▸ Description of the task: Search the data for the word "käsin" and copy every line that contains it.
---*---
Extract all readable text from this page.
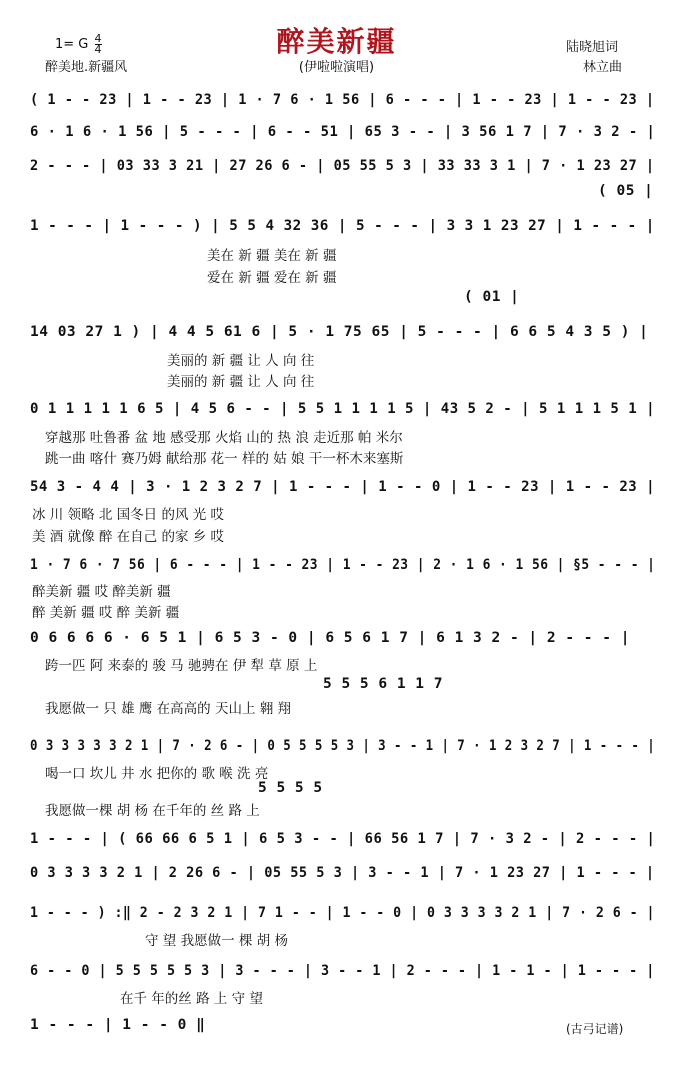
醉美新疆
1= G $\frac{4}{4}$
醉美地.新疆风	(伊啦啦演唱)
陆晓旭词
林立曲
( 1 - - 23 | 1 - - 23 | 1 · 7 6 · 1 56 | 6 - - - | 1 - - 23 | 1 - - 23 |
6 · 1 6 · 1 56 | 5 - - - | 6 - - 51 | 65 3 - - | 3 56 1 7 | 7 · 3 2 - |
2 - - - | 03 33 3 21 | 27 26 6 - | 05 55 5 3 | 33 33 3 1 | 7 · 1 23 27 |
( 05 |
1 - - - | 1 - - - ) | 5 5 4 32 36 | 5 - - - | 3 3 1 23 27 | 1 - - - |
美在 新 疆 美在 新 疆
爱在 新 疆 爱在 新 疆
( 01 |
14 03 27 1 ) | 4 4 5 61 6 | 5 · 1 75 65 | 5 - - - | 6 6 5 4 3 5 ) |
美丽的 新 疆 让 人 向 往
美丽的 新 疆 让 人 向 往
0 1 1 1 1 1 6 5 | 4 5 6 - - | 5 5 1 1 1 1 5 | 43 5 2 - | 5 1 1 1 5 1 |
穿越那 吐鲁番 盆 地 感受那 火焰 山的 热 浪 走近那 帕 米尔
跳一曲 喀什 赛乃姆 献给那 花一 样的 姑 娘 干一杯木来塞斯
54 3 - 4 4 | 3 · 1 2 3 2 7 | 1 - - - | 1 - - 0 | 1 - - 23 | 1 - - 23 |
冰 川 领略 北 国冬日 的风 光 哎
美 酒 就像 醉 在自己 的家 乡 哎
1 · 7 6 · 7 56 | 6 - - - | 1 - - 23 | 1 - - 23 | 2 · 1 6 · 1 56 | §5 - - - |
醉美新 疆 哎 醉美新 疆
醉 美新 疆 哎 醉 美新 疆
0 6 6 6 6 · 6 5 1 | 6 5 3 - 0 | 6 5 6 1 7 | 6 1 3 2 - | 2 - - - |
跨一匹 阿 来泰的 骏 马 驰骋在 伊 犁 草 原 上
5 5 5 6 1 1 7
我愿做一 只 雄 鹰 在高高的 天山上 翱 翔
0 3 3 3 3 3 2 1 | 7 · 2 6 - | 0 5 5 5 5 3 | 3 - - 1 | 7 · 1 2 3 2 7 | 1 - - - |
喝一口 坎儿 井 水 把你的 歌 喉 洗 亮
5 5 5 5
我愿做一棵 胡 杨 在千年的 丝 路 上
1 - - - | ( 66 66 6 5 1 | 6 5 3 - - | 66 56 1 7 | 7 · 3 2 - | 2 - - - |
0 3 3 3 3 2 1 | 2 26 6 - | 05 55 5 3 | 3 - - 1 | 7 · 1 23 27 | 1 - - - |
1 - - - ) :‖ 2 - 2 3 2 1 | 7 1 - - | 1 - - 0 | 0 3 3 3 3 2 1 | 7 · 2 6 - |
守 望 我愿做一 棵 胡 杨
6 - - 0 | 5 5 5 5 5 3 | 3 - - - | 3 - - 1 | 2 - - - | 1 - 1 - | 1 - - - |
在千 年的丝 路 上 守 望
1 - - - | 1 - - 0 ‖	(古弓记谱)
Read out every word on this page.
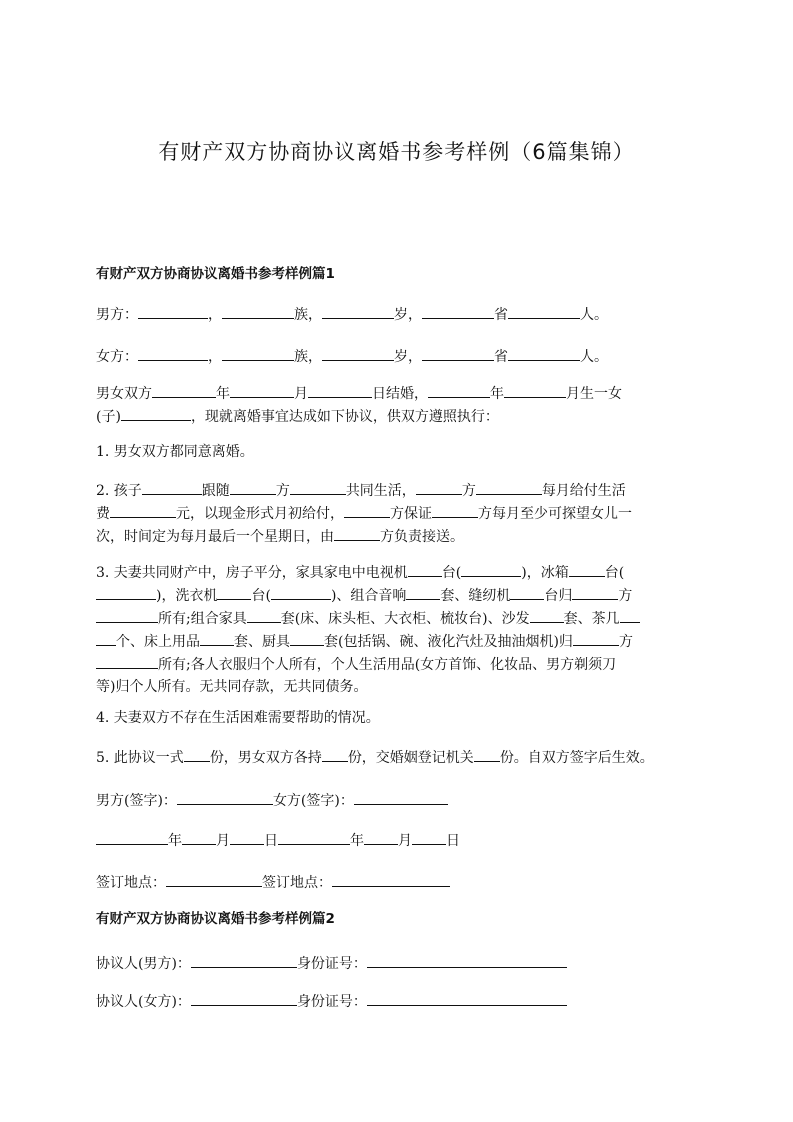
有财产双方协商协议离婚书参考样例（6篇集锦）
有财产双方协商协议离婚书参考样例篇1
男方：	，	族，	岁，	省	人。
女方：	，	族，	岁，	省	人。
男女双方	年	月	日结婚，	年	月生一女
(子)	，现就离婚事宜达成如下协议，供双方遵照执行：
1. 男女双方都同意离婚。
2. 孩子	跟随	方	共同生活，	方	每月给付生活
费	元，以现金形式月初给付，	方保证	方每月至少可探望女儿一
次，时间定为每月最后一个星期日，由	方负责接送。
3. 夫妻共同财产中，房子平分，家具家电中电视机 台(	)，冰箱	台(
)，洗衣机 台(	)、组合音响 套、缝纫机 台归	方
所有;组合家具 套(床、床头柜、大衣柜、梳妆台)、沙发 套、茶几
个、床上用品 套、厨具 套(包括锅、碗、液化汽灶及抽油烟机)归	方
所有;各人衣服归个人所有，个人生活用品(女方首饰、化妆品、男方剃须刀
等)归个人所有。无共同存款，无共同债务。
4. 夫妻双方不存在生活困难需要帮助的情况。
5. 此协议一式 份，男女双方各持 份，交婚姻登记机关 份。自双方签字后生效。
男方(签字)：	女方(签字)：
年 月 日	年 月 日
签订地点：	签订地点：
有财产双方协商协议离婚书参考样例篇2
协议人(男方)：	身份证号：
协议人(女方)：	身份证号：
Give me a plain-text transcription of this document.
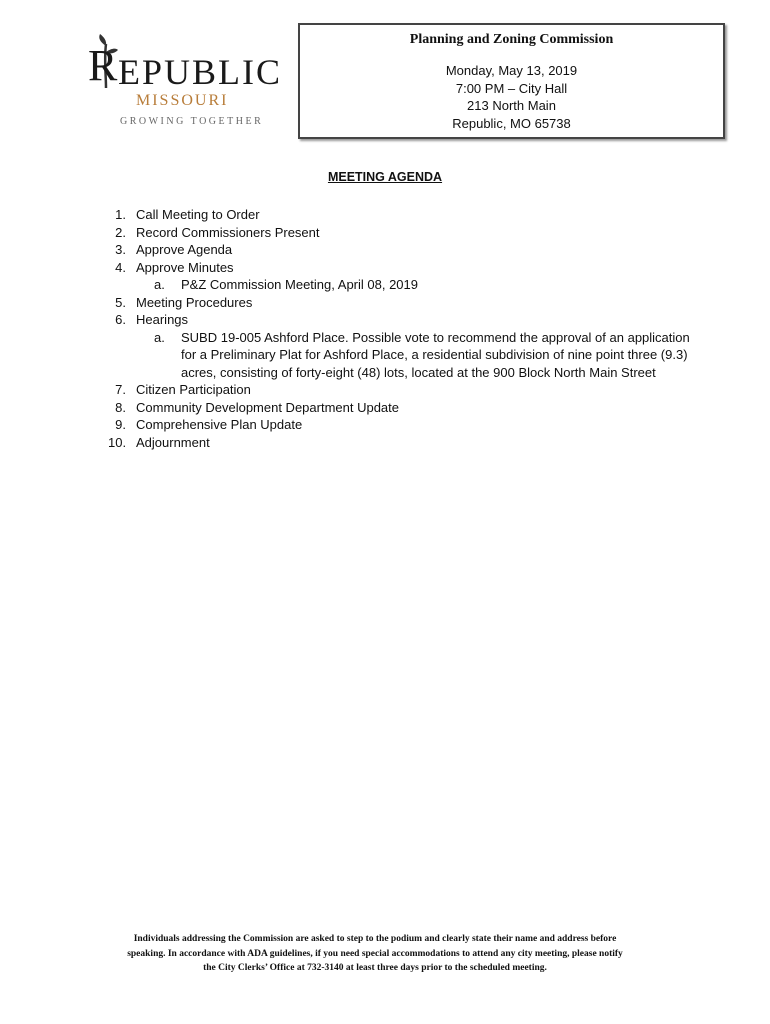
R EPUBLIC
MISSOURI
GROWING TOGETHER
Planning and Zoning Commission
Monday, May 13, 2019
7:00 PM – City Hall
213 North Main
Republic, MO 65738
MEETING AGENDA
1. Call Meeting to Order
2. Record Commissioners Present
3. Approve Agenda
4. Approve Minutes
a.	P&Z Commission Meeting, April 08, 2019
5. Meeting Procedures
6. Hearings
a.	SUBD 19-005 Ashford Place. Possible vote to recommend the approval of an application for a Preliminary Plat for Ashford Place, a residential subdivision of nine point three (9.3) acres, consisting of forty-eight (48) lots, located at the 900 Block North Main Street
7. Citizen Participation
8. Community Development Department Update
9. Comprehensive Plan Update
10. Adjournment
Individuals addressing the Commission are asked to step to the podium and clearly state their name and address before
speaking. In accordance with ADA guidelines, if you need special accommodations to attend any city meeting, please notify
the City Clerks’ Office at 732-3140 at least three days prior to the scheduled meeting.
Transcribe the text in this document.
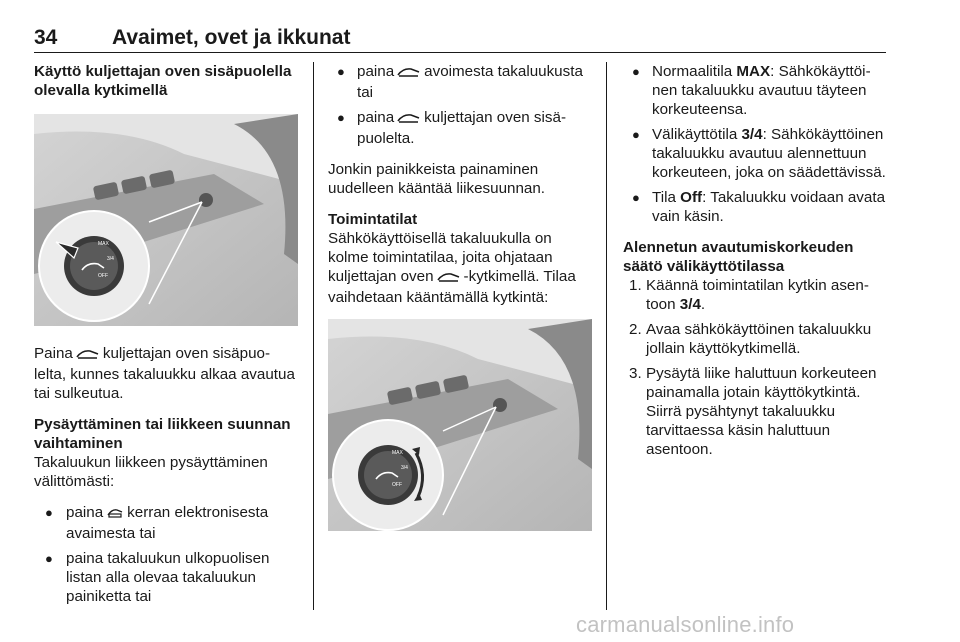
34	Avaimet, ovet ja ikkunat

Käyttö kuljettajan oven sisäpuolella olevalla kytkimellä

MAX
3/4
OFF

Paina kuljettajan oven sisäpuolelta, kunnes takaluukku alkaa avautua tai sulkeutua.

Pysäyttäminen tai liikkeen suunnan vaihtaminen

Takaluukun liikkeen pysäyttäminen välittömästi:

● paina kerran elektronisesta avaimesta tai
● paina takaluukun ulkopuolisen listan alla olevaa takaluukun painiketta tai
● paina avoimesta takaluukusta tai
● paina kuljettajan oven sisäpuolelta.

Jonkin painikkeista painaminen uudelleen kääntää liikesuunnan.

Toimintatilat

Sähkökäyttöisellä takaluukulla on kolme toimintatilaa, joita ohjataan kuljettajan oven -kytkimellä. Tilaa vaihdetaan kääntämällä kytkintä:

MAX
3/4
OFF
● Normaalitila MAX: Sähkökäyttöinen takaluukku avautuu täyteen korkeuteensa.
● Välikäyttötila 3/4: Sähkökäyttöinen takaluukku avautuu alennettuun korkeuteen, joka on säädettävissä.
● Tila Off: Takaluukku voidaan avata vain käsin.

Alennetun avautumiskorkeuden säätö välikäyttötilassa

1. Käännä toimintatilan kytkin asentoon 3/4.
2. Avaa sähkökäyttöinen takaluukku jollain käyttökytkimellä.
3. Pysäytä liike haluttuun korkeuteen painamalla jotain käyttökytkintä. Siirrä pysähtynyt takaluukku tarvittaessa käsin haluttuun asentoon.
carmanualsonline.info
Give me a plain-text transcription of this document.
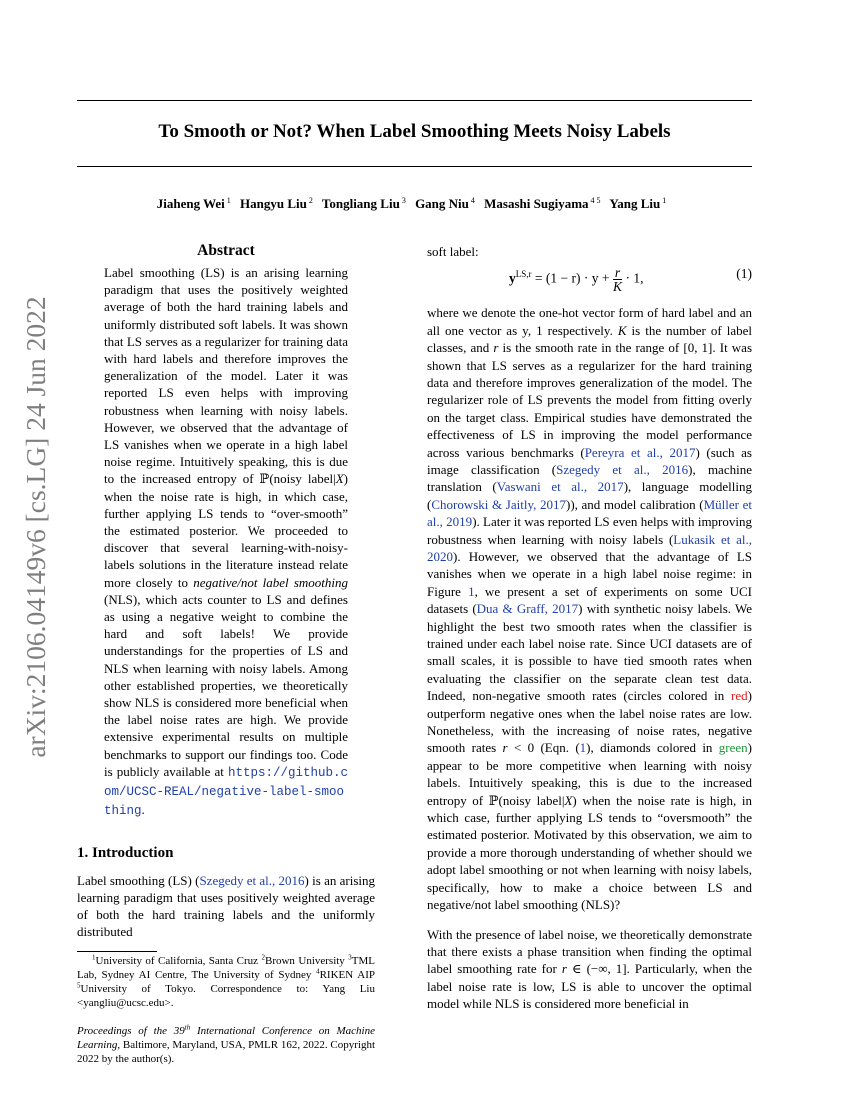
arXiv:2106.04149v6 [cs.LG] 24 Jun 2022
To Smooth or Not? When Label Smoothing Meets Noisy Labels
Jiaheng Wei $^1$ Hangyu Liu $^2$ Tongliang Liu $^3$ Gang Niu $^4$ Masashi Sugiyama $^{4 5}$ Yang Liu $^1$
Abstract
Label smoothing (LS) is an arising learning paradigm that uses the positively weighted average of both the hard training labels and uniformly distributed soft labels. It was shown that LS serves as a regularizer for training data with hard labels and therefore improves the generalization of the model. Later it was reported LS even helps with improving robustness when learning with noisy labels. However, we observed that the advantage of LS vanishes when we operate in a high label noise regime. Intuitively speaking, this is due to the increased entropy of ℙ(noisy label|X) when the noise rate is high, in which case, further applying LS tends to “over-smooth” the estimated posterior. We proceeded to discover that several learning-with-noisy-labels solutions in the literature instead relate more closely to negative/not label smoothing (NLS), which acts counter to LS and defines as using a negative weight to combine the hard and soft labels! We provide understandings for the properties of LS and NLS when learning with noisy labels. Among other established properties, we theoretically show NLS is considered more beneficial when the label noise rates are high. We provide extensive experimental results on multiple benchmarks to support our findings too. Code is publicly available at https://github.com/UCSC-REAL/negative-label-smoothing.
1. Introduction
Label smoothing (LS) (Szegedy et al., 2016) is an arising learning paradigm that uses positively weighted average of both the hard training labels and the uniformly distributed
$^1$University of California, Santa Cruz $^2$Brown University $^3$TML Lab, Sydney AI Centre, The University of Sydney $^4$RIKEN AIP $^5$University of Tokyo. Correspondence to: Yang Liu <yangliu@ucsc.edu>.
Proceedings of the 39th International Conference on Machine Learning, Baltimore, Maryland, USA, PMLR 162, 2022. Copyright 2022 by the author(s).
soft label:
$y^{LS,r} = (1 - r) \cdot y + \frac{r}{K} \cdot 1$,	(1)
where we denote the one-hot vector form of hard label and an all one vector as y, 1 respectively. K is the number of label classes, and r is the smooth rate in the range of [0, 1]. It was shown that LS serves as a regularizer for the hard training data and therefore improves generalization of the model. The regularizer role of LS prevents the model from fitting overly on the target class. Empirical studies have demonstrated the effectiveness of LS in improving the model performance across various benchmarks (Pereyra et al., 2017) (such as image classification (Szegedy et al., 2016), machine translation (Vaswani et al., 2017), language modelling (Chorowski & Jaitly, 2017)), and model calibration (Müller et al., 2019). Later it was reported LS even helps with improving robustness when learning with noisy labels (Lukasik et al., 2020). However, we observed that the advantage of LS vanishes when we operate in a high label noise regime: in Figure 1, we present a set of experiments on some UCI datasets (Dua & Graff, 2017) with synthetic noisy labels. We highlight the best two smooth rates when the classifier is trained under each label noise rate. Since UCI datasets are of small scales, it is possible to have tied smooth rates when evaluating the classifier on the separate clean test data. Indeed, non-negative smooth rates (circles colored in red) outperform negative ones when the label noise rates are low. Nonetheless, with the increasing of noise rates, negative smooth rates r < 0 (Eqn. (1), diamonds colored in green) appear to be more competitive when learning with noisy labels. Intuitively speaking, this is due to the increased entropy of ℙ(noisy label|X) when the noise rate is high, in which case, further applying LS tends to “oversmooth” the estimated posterior. Motivated by this observation, we aim to provide a more thorough understanding of whether should we adopt label smoothing or not when learning with noisy labels, specifically, how to make a choice between LS and negative/not label smoothing (NLS)?
With the presence of label noise, we theoretically demonstrate that there exists a phase transition when finding the optimal label smoothing rate for r ∈ (−∞, 1]. Particularly, when the label noise rate is low, LS is able to uncover the optimal model while NLS is considered more beneficial in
---*---
▸ Reply to the exercise:
● Tila Off: Takaluukku voidaan avata vain käsin.
3. Pysäytä liike haluttuun korkeuteen painamalla jotain käyttökytkintä. Siirrä pysähtynyt takaluukku tarvittaessa käsin haluttuun asentoon.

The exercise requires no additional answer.